## start PASSAGE PROVIDED

Controller-Runtime Built-ins (not coraza_ prefixed)

These metrics are emitted automatically by controller-runtime and are not configurable by this chart. They appear in the same scrape job as the coraza_ metrics.

MetricNotes
controller_runtime_reconcile_total{controller, result}~4 series per controller
controller_runtime_reconcile_errors_total{controller}~2 series
workqueue_depth{name}~2 series

Many more standard operator observability metrics are emitted. Refer to the controller-runtime documentation for the full list.

## end PASSAGE PROVIDED

TASKS FOR THIS EXERCISE:
1) Answer these questions about the controller-runtime metrics excerpt:
(a) What emits these metrics automatically?
(b) Which scrape job do they appear in?
(c) Where does the excerpt point readers for the full list?
2) Please summarize the controller-runtime metrics excerpt in two sentences.
3) Print everything in the controller-runtime metrics excerpt from "Controller-Runtime Built-ins (not" down to "the full list.".

## start STORED ROWS

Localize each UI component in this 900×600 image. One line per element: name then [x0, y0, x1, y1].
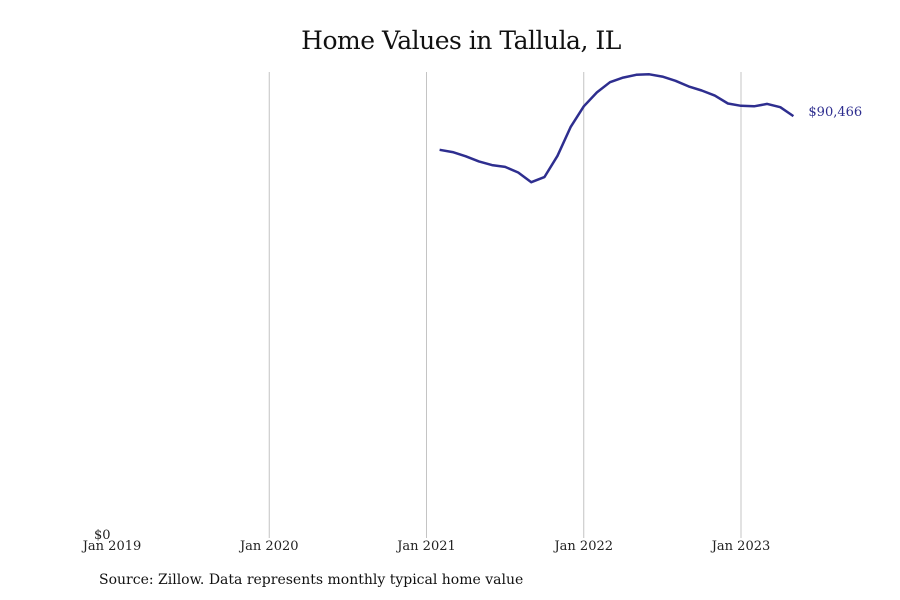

## end STORED ROWS
## start STORED ROWS

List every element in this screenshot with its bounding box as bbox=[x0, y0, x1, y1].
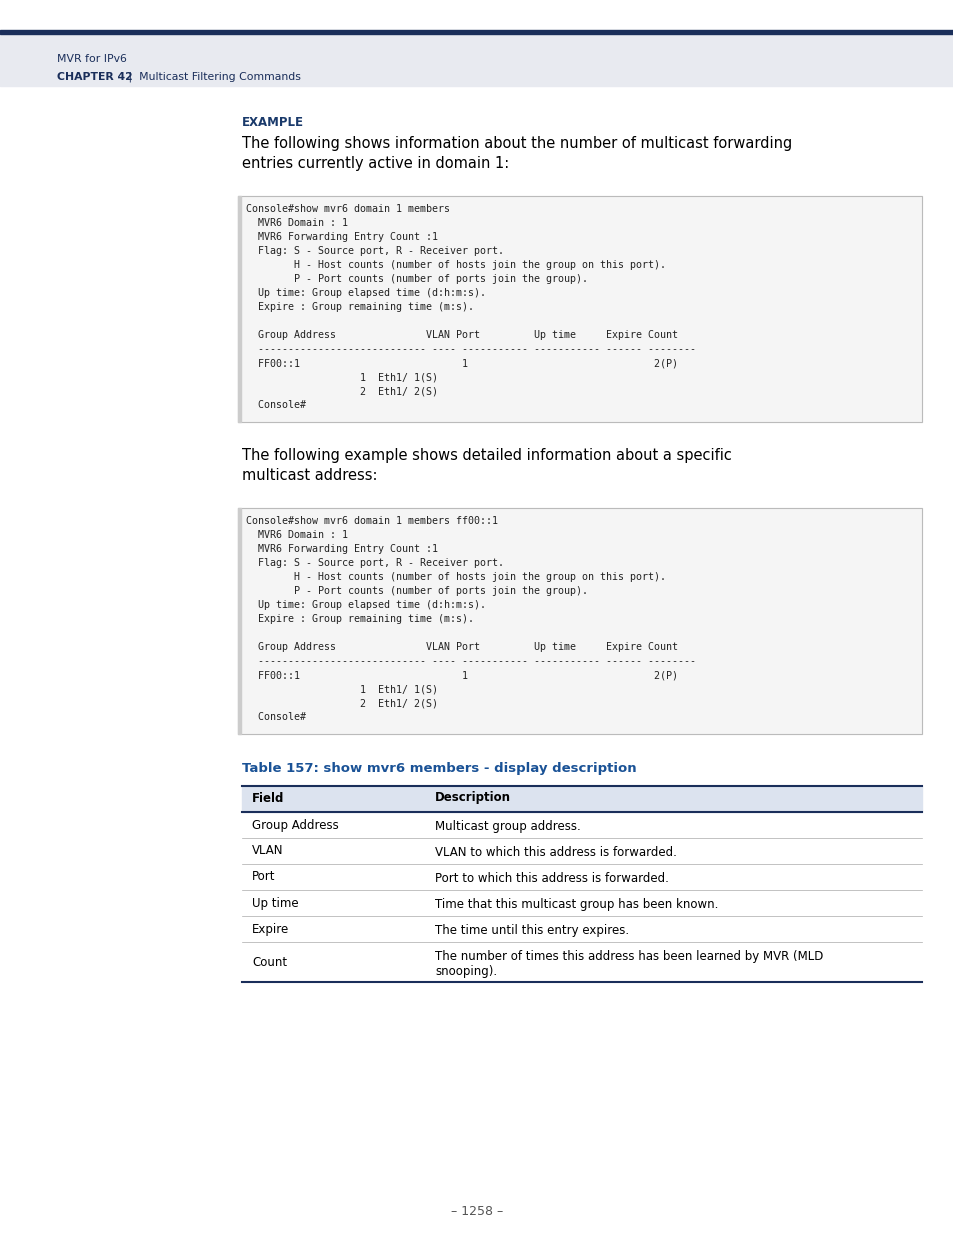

## end STORED ROWS

ANSWERS PER TASK:
1)
(a) Controller-runtime emits them automatically.
(b) They appear in the same scrape job as the coraza_ metrics.
(c) It points readers to the controller-runtime documentation.

2) Controller-runtime automatically emits built-in metrics, such as reconcile totals, reconcile errors and workqueue depth, which this chart cannot configure and which appear in the same scrape job as the coraza_ metrics. Many more standard operator observability metrics are also emitted, and the controller-runtime documentation has the full list.

3)
Controller-Runtime Built-ins (not coraza_ prefixed)

These metrics are emitted automatically by controller-runtime and are not configurable by this chart. They appear in the same scrape job as the coraza_ metrics.

MetricNotes
controller_runtime_reconcile_total{controller, result}~4 series per controller
controller_runtime_reconcile_errors_total{controller}~2 series
workqueue_depth{name}~2 series

Many more standard operator observability metrics are emitted. Refer to the controller-runtime documentation for the full list.